(Data extracted from a collection)
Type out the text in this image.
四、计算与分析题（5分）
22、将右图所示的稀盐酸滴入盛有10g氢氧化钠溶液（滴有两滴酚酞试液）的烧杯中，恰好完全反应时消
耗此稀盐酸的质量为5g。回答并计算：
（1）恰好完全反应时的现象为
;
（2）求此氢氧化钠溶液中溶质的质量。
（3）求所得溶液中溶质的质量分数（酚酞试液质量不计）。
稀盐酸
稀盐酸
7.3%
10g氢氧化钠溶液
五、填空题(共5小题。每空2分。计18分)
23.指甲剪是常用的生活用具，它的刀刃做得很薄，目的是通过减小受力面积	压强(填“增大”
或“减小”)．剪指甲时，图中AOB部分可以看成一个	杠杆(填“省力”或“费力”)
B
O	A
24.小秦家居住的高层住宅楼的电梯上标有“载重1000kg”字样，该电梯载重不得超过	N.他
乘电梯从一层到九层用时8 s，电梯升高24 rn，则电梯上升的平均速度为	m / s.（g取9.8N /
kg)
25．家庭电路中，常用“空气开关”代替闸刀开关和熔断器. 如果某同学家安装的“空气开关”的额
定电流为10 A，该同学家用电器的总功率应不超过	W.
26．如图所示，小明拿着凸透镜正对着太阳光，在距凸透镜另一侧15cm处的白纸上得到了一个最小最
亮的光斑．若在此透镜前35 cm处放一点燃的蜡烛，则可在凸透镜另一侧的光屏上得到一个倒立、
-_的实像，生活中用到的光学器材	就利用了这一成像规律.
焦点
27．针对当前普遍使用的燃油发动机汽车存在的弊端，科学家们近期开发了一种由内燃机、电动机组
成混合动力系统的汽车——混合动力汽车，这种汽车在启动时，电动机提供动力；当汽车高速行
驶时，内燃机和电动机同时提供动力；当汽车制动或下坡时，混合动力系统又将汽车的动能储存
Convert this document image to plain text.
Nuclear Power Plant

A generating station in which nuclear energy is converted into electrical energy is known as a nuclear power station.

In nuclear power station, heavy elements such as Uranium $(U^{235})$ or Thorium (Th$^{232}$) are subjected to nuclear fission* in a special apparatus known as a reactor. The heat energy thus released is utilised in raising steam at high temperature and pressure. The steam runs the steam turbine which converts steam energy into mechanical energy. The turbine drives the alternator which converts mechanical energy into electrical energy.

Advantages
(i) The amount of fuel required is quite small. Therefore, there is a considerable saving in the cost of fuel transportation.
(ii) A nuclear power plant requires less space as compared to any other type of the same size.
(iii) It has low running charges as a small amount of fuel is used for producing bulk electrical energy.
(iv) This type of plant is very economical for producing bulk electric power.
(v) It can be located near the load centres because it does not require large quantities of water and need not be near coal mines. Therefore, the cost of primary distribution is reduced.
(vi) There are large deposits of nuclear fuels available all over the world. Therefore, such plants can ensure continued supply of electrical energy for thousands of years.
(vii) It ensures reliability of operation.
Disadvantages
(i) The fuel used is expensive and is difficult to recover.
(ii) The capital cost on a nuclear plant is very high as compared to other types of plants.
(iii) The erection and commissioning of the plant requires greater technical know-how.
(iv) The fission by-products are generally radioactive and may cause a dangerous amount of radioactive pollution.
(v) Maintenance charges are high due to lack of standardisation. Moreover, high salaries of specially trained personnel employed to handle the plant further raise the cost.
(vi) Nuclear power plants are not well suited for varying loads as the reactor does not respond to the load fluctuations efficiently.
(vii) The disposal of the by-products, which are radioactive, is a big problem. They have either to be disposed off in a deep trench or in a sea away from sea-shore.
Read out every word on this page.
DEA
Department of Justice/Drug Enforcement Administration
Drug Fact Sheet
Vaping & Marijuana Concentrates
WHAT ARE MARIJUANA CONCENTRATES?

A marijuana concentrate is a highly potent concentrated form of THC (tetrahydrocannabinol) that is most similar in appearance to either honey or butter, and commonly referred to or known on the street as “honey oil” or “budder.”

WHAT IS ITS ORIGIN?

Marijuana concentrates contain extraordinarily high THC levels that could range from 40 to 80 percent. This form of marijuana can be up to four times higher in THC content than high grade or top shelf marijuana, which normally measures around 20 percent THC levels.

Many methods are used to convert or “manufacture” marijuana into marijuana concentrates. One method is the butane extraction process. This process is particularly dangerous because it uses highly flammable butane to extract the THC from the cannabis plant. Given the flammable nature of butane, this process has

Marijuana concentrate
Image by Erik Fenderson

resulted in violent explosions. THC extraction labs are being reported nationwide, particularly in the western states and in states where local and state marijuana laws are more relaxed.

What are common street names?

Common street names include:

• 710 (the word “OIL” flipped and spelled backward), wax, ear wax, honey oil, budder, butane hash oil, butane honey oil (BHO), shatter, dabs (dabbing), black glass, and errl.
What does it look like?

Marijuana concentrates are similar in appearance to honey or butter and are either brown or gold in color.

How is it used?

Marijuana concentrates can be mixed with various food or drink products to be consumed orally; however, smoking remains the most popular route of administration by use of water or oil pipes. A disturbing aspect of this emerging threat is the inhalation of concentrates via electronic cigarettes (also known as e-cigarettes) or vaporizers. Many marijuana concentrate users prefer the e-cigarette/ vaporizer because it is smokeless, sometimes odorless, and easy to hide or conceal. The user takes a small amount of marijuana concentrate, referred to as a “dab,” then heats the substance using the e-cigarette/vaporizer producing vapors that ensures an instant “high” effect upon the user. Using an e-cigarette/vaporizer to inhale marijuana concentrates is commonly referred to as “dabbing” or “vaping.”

- WHAT YOU HAVE TO DO
Extract each line of the listing above, copying it word for word.

- THE RESPONSE
Type out the text in this image.
四、计算与分析题（5分）
22、将右图所示的稀盐酸滴入盛有10g氢氧化钠溶液（滴有两滴酚酞试液）的烧杯中，恰好完全反应时消
耗此稀盐酸的质量为5g。回答并计算：
（1）恰好完全反应时的现象为
;
（2）求此氢氧化钠溶液中溶质的质量。
（3）求所得溶液中溶质的质量分数（酚酞试液质量不计）。
稀盐酸
稀盐酸
7.3%
10g氢氧化钠溶液
五、填空题(共5小题。每空2分。计18分)
23.指甲剪是常用的生活用具，它的刀刃做得很薄，目的是通过减小受力面积	压强(填“增大”
或“减小”)．剪指甲时，图中AOB部分可以看成一个	杠杆(填“省力”或“费力”)
B
O	A
24.小秦家居住的高层住宅楼的电梯上标有“载重1000kg”字样，该电梯载重不得超过	N.他
乘电梯从一层到九层用时8 s，电梯升高24 rn，则电梯上升的平均速度为	m / s.（g取9.8N /
kg)
25．家庭电路中，常用“空气开关”代替闸刀开关和熔断器. 如果某同学家安装的“空气开关”的额
定电流为10 A，该同学家用电器的总功率应不超过	W.
26．如图所示，小明拿着凸透镜正对着太阳光，在距凸透镜另一侧15cm处的白纸上得到了一个最小最
亮的光斑．若在此透镜前35 cm处放一点燃的蜡烛，则可在凸透镜另一侧的光屏上得到一个倒立、
-_的实像，生活中用到的光学器材	就利用了这一成像规律.
焦点
27．针对当前普遍使用的燃油发动机汽车存在的弊端，科学家们近期开发了一种由内燃机、电动机组
成混合动力系统的汽车——混合动力汽车，这种汽车在启动时，电动机提供动力；当汽车高速行
驶时，内燃机和电动机同时提供动力；当汽车制动或下坡时，混合动力系统又将汽车的动能储存
Convert this document image to plain text.
Nuclear Power Plant

A generating station in which nuclear energy is converted into electrical energy is known as a nuclear power station.

In nuclear power station, heavy elements such as Uranium $(U^{235})$ or Thorium (Th$^{232}$) are subjected to nuclear fission* in a special apparatus known as a reactor. The heat energy thus released is utilised in raising steam at high temperature and pressure. The steam runs the steam turbine which converts steam energy into mechanical energy. The turbine drives the alternator which converts mechanical energy into electrical energy.

Advantages
(i) The amount of fuel required is quite small. Therefore, there is a considerable saving in the cost of fuel transportation.
(ii) A nuclear power plant requires less space as compared to any other type of the same size.
(iii) It has low running charges as a small amount of fuel is used for producing bulk electrical energy.
(iv) This type of plant is very economical for producing bulk electric power.
(v) It can be located near the load centres because it does not require large quantities of water and need not be near coal mines. Therefore, the cost of primary distribution is reduced.
(vi) There are large deposits of nuclear fuels available all over the world. Therefore, such plants can ensure continued supply of electrical energy for thousands of years.
(vii) It ensures reliability of operation.
Disadvantages
(i) The fuel used is expensive and is difficult to recover.
(ii) The capital cost on a nuclear plant is very high as compared to other types of plants.
(iii) The erection and commissioning of the plant requires greater technical know-how.
(iv) The fission by-products are generally radioactive and may cause a dangerous amount of radioactive pollution.
(v) Maintenance charges are high due to lack of standardisation. Moreover, high salaries of specially trained personnel employed to handle the plant further raise the cost.
(vi) Nuclear power plants are not well suited for varying loads as the reactor does not respond to the load fluctuations efficiently.
(vii) The disposal of the by-products, which are radioactive, is a big problem. They have either to be disposed off in a deep trench or in a sea away from sea-shore.
Read out every word on this page.
DEA
Department of Justice/Drug Enforcement Administration
Drug Fact Sheet
Vaping & Marijuana Concentrates
WHAT ARE MARIJUANA CONCENTRATES?

A marijuana concentrate is a highly potent concentrated form of THC (tetrahydrocannabinol) that is most similar in appearance to either honey or butter, and commonly referred to or known on the street as “honey oil” or “budder.”

WHAT IS ITS ORIGIN?

Marijuana concentrates contain extraordinarily high THC levels that could range from 40 to 80 percent. This form of marijuana can be up to four times higher in THC content than high grade or top shelf marijuana, which normally measures around 20 percent THC levels.

Many methods are used to convert or “manufacture” marijuana into marijuana concentrates. One method is the butane extraction process. This process is particularly dangerous because it uses highly flammable butane to extract the THC from the cannabis plant. Given the flammable nature of butane, this process has

Marijuana concentrate
Image by Erik Fenderson

resulted in violent explosions. THC extraction labs are being reported nationwide, particularly in the western states and in states where local and state marijuana laws are more relaxed.

What are common street names?

Common street names include:

• 710 (the word “OIL” flipped and spelled backward), wax, ear wax, honey oil, budder, butane hash oil, butane honey oil (BHO), shatter, dabs (dabbing), black glass, and errl.
What does it look like?

Marijuana concentrates are similar in appearance to honey or butter and are either brown or gold in color.

How is it used?

Marijuana concentrates can be mixed with various food or drink products to be consumed orally; however, smoking remains the most popular route of administration by use of water or oil pipes. A disturbing aspect of this emerging threat is the inhalation of concentrates via electronic cigarettes (also known as e-cigarettes) or vaporizers. Many marijuana concentrate users prefer the e-cigarette/ vaporizer because it is smokeless, sometimes odorless, and easy to hide or conceal. The user takes a small amount of marijuana concentrate, referred to as a “dab,” then heats the substance using the e-cigarette/vaporizer producing vapors that ensures an instant “high” effect upon the user. Using an e-cigarette/vaporizer to inhale marijuana concentrates is commonly referred to as “dabbing” or “vaping.”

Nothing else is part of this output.